Work instructions:
Search the data for the word "Syntactic" and copy every line that contains it.

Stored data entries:
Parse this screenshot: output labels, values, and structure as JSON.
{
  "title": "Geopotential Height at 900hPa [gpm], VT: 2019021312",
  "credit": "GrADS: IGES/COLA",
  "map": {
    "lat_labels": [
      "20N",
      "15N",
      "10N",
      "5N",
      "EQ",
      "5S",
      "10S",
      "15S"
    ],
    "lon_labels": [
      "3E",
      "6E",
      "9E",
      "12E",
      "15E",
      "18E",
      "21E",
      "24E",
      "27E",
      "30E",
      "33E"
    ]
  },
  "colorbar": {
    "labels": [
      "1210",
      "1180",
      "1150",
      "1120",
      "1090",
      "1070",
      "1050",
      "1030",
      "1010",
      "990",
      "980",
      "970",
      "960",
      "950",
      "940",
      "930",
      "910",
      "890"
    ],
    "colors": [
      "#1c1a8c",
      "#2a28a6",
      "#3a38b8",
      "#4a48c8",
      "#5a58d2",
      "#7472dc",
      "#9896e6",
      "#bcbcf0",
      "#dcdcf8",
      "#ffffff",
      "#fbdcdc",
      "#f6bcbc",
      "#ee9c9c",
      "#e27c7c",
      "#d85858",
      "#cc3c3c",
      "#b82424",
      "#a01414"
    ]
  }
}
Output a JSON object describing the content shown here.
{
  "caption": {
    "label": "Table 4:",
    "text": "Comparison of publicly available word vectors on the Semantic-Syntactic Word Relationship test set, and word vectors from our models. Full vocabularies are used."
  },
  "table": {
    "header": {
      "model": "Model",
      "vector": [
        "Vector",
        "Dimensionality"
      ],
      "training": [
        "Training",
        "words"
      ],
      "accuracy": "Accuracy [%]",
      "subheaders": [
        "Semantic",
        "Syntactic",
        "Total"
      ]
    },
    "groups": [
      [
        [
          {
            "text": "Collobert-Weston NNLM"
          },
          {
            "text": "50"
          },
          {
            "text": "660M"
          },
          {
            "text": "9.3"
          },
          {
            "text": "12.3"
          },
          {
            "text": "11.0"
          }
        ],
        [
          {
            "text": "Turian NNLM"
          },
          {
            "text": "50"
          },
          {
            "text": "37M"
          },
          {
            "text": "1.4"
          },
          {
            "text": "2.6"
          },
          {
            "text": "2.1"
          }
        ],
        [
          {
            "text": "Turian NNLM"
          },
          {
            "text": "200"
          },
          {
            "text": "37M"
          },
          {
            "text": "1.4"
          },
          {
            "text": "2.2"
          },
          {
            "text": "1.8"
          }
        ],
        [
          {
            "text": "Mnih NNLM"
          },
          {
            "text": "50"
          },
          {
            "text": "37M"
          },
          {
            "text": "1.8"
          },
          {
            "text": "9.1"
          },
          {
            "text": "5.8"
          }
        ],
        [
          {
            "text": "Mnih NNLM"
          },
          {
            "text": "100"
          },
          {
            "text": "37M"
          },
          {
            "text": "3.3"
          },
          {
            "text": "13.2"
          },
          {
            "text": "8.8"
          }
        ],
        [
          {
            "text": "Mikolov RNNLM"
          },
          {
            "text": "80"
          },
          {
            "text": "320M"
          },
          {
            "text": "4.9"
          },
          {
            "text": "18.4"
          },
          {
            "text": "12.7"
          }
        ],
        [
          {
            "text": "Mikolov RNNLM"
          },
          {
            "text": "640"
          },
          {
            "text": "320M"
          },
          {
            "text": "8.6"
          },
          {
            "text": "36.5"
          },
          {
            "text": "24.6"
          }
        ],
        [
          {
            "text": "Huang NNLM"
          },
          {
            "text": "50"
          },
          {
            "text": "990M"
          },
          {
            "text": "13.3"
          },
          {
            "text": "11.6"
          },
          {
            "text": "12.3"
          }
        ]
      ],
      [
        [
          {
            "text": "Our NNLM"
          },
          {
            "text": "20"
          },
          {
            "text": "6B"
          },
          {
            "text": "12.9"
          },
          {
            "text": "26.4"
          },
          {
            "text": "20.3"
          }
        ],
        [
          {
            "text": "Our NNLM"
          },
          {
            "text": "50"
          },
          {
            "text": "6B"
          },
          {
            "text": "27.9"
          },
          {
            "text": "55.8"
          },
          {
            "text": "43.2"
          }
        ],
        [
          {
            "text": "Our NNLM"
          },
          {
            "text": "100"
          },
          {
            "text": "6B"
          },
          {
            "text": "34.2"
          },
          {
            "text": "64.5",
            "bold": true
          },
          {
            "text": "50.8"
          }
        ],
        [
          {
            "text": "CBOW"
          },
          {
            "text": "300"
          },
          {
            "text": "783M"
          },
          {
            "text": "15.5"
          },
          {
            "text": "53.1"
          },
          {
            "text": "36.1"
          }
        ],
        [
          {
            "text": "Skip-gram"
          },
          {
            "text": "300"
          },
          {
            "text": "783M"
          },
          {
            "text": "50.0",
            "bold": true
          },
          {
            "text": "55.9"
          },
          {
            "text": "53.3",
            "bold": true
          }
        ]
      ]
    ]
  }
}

Full output:
    "text": "Comparison of publicly available word vectors on the Semantic-Syntactic Word Relationship test set, and word vectors from our models. Full vocabularies are used."
        "Syntactic",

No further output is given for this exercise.